▸ **Aim of the task**
Would you extract the whole listing below and retype it exactly?

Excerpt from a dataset
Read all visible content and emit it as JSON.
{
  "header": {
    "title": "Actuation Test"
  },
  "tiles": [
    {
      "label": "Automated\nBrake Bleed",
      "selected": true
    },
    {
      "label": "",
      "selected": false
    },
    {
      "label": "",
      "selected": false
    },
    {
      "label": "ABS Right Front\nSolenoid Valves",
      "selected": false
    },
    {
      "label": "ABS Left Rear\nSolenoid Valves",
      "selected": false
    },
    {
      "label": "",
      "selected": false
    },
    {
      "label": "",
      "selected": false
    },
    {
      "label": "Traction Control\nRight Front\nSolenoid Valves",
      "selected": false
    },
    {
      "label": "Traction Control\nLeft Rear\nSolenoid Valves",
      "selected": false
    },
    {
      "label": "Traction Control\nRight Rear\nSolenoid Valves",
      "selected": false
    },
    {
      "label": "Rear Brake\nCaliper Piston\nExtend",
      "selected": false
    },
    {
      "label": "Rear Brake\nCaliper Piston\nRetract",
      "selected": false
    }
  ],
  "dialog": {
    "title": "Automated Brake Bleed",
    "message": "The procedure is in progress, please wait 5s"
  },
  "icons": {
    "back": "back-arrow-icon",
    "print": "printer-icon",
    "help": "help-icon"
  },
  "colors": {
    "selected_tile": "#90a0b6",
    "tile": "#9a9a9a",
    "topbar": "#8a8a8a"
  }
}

▸ **Answer to this problem**
Read all visible content and emit it as JSON.
{
  "header": {
    "title": "Actuation Test"
  },
  "tiles": [
    {
      "label": "Automated\nBrake Bleed",
      "selected": true
    },
    {
      "label": "",
      "selected": false
    },
    {
      "label": "",
      "selected": false
    },
    {
      "label": "ABS Right Front\nSolenoid Valves",
      "selected": false
    },
    {
      "label": "ABS Left Rear\nSolenoid Valves",
      "selected": false
    },
    {
      "label": "",
      "selected": false
    },
    {
      "label": "",
      "selected": false
    },
    {
      "label": "Traction Control\nRight Front\nSolenoid Valves",
      "selected": false
    },
    {
      "label": "Traction Control\nLeft Rear\nSolenoid Valves",
      "selected": false
    },
    {
      "label": "Traction Control\nRight Rear\nSolenoid Valves",
      "selected": false
    },
    {
      "label": "Rear Brake\nCaliper Piston\nExtend",
      "selected": false
    },
    {
      "label": "Rear Brake\nCaliper Piston\nRetract",
      "selected": false
    }
  ],
  "dialog": {
    "title": "Automated Brake Bleed",
    "message": "The procedure is in progress, please wait 5s"
  },
  "icons": {
    "back": "back-arrow-icon",
    "print": "printer-icon",
    "help": "help-icon"
  },
  "colors": {
    "selected_tile": "#90a0b6",
    "tile": "#9a9a9a",
    "topbar": "#8a8a8a"
  }
}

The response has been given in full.